WRITTEN PROBLEM: Collect every line of the records below that contains the word "kiểu".

WORKING DATA:
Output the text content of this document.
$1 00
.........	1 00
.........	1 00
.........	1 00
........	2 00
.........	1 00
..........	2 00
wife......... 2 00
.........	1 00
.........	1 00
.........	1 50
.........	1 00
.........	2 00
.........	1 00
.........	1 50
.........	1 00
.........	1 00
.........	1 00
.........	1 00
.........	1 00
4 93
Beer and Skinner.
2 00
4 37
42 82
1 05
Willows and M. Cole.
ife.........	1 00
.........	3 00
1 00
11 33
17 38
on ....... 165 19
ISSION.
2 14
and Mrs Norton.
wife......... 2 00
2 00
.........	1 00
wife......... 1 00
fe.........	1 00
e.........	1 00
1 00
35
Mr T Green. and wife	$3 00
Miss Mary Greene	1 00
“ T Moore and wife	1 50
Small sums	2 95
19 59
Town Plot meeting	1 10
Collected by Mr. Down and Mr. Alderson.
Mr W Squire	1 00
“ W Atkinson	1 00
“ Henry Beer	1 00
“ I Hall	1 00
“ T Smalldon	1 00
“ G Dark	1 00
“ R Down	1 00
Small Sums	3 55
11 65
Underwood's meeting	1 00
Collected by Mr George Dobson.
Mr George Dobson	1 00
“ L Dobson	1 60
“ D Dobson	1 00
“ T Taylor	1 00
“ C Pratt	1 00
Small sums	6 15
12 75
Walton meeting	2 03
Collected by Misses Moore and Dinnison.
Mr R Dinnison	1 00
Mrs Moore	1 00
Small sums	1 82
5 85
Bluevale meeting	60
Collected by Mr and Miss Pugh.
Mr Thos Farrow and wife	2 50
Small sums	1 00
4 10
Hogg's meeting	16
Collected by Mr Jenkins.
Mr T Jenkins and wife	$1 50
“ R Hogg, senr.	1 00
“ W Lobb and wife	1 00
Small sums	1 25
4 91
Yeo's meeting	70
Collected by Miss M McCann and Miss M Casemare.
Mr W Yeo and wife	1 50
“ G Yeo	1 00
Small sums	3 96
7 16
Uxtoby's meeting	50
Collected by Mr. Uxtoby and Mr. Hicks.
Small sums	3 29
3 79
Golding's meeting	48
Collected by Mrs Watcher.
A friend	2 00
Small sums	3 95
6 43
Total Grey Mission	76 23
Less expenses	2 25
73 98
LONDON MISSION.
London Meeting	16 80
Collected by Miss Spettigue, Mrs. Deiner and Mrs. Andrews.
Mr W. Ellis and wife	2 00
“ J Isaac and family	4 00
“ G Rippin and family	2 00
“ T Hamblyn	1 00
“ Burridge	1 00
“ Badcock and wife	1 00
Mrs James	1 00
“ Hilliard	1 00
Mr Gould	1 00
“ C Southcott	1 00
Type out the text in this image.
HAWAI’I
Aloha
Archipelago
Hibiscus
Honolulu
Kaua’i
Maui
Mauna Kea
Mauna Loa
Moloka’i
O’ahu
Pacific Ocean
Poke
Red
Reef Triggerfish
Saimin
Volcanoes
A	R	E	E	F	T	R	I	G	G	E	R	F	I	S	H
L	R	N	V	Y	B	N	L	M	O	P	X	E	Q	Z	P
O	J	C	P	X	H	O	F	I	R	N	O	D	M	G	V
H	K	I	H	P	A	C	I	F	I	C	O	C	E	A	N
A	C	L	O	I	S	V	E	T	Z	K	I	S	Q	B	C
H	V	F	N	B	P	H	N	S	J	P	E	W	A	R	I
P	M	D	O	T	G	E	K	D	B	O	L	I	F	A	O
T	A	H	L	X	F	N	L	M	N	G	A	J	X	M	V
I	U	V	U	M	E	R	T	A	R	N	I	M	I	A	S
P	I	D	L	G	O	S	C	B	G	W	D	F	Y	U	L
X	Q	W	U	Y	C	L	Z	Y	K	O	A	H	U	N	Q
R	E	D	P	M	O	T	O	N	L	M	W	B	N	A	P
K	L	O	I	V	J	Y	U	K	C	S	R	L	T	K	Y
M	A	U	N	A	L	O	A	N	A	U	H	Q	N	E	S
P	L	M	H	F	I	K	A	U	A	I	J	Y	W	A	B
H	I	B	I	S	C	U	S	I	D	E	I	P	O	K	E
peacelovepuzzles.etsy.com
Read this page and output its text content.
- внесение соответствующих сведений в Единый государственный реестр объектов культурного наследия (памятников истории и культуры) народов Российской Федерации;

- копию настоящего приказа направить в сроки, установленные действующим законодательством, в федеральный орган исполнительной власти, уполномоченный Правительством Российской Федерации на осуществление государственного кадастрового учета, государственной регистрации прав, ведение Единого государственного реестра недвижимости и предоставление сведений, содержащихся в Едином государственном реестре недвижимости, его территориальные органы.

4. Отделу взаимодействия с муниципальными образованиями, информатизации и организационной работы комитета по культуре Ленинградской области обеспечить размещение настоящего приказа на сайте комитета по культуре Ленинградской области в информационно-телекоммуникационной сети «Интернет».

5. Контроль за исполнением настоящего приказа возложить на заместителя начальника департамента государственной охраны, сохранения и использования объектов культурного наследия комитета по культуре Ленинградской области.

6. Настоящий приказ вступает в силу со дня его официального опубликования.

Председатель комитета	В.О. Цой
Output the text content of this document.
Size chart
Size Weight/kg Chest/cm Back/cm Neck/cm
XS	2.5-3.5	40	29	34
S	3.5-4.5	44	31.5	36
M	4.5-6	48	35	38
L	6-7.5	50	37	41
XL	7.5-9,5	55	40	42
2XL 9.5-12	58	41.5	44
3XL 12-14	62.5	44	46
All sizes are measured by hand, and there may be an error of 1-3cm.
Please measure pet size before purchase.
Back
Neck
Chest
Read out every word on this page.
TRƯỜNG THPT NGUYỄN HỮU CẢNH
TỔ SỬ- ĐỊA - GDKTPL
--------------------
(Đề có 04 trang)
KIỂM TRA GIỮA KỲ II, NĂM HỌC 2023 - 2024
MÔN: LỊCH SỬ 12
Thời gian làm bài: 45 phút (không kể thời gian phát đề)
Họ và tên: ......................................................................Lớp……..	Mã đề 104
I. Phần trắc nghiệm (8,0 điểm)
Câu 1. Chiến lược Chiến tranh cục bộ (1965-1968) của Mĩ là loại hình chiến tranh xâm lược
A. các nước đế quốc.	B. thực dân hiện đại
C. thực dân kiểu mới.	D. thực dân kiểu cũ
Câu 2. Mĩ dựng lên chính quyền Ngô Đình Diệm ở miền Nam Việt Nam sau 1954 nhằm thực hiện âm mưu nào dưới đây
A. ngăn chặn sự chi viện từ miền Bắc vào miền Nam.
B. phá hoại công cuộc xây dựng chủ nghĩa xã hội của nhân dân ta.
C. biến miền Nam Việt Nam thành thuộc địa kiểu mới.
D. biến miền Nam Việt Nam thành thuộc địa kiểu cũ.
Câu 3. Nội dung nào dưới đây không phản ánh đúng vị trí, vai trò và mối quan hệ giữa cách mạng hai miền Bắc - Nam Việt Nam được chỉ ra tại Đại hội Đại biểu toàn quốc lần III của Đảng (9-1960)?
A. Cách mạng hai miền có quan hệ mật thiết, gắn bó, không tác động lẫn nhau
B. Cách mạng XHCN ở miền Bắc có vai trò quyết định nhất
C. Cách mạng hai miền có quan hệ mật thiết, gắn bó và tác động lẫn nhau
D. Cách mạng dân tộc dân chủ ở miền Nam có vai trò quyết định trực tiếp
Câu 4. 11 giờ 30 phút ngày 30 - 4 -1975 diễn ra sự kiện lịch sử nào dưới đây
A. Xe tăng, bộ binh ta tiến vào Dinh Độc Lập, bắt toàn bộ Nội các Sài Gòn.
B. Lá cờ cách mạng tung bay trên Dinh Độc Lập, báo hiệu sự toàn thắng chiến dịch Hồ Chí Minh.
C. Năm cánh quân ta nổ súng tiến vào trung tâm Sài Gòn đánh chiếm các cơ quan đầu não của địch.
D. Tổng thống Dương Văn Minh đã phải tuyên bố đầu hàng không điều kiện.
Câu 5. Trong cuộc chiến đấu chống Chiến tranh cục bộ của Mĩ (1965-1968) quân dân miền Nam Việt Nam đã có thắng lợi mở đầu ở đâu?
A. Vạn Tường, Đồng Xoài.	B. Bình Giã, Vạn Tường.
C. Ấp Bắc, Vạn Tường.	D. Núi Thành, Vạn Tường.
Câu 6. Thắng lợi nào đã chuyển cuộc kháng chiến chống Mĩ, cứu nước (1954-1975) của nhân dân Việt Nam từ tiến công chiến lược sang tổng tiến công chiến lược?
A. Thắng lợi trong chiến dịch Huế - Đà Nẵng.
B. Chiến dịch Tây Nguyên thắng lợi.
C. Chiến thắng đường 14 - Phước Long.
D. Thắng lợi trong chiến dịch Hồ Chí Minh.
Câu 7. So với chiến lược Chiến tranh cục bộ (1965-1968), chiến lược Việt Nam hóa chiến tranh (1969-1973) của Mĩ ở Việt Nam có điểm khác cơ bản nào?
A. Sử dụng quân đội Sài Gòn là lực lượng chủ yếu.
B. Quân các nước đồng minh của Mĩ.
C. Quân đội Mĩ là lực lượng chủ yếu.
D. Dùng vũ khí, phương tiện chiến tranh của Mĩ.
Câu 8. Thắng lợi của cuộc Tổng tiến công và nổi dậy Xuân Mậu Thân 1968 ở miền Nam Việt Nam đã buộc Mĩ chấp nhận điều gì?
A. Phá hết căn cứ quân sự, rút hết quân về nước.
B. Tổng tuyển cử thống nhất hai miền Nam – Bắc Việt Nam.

FINAL RESULT:
C. thực dân kiểu mới.	D. thực dân kiểu cũ
C. biến miền Nam Việt Nam thành thuộc địa kiểu mới.
D. biến miền Nam Việt Nam thành thuộc địa kiểu cũ.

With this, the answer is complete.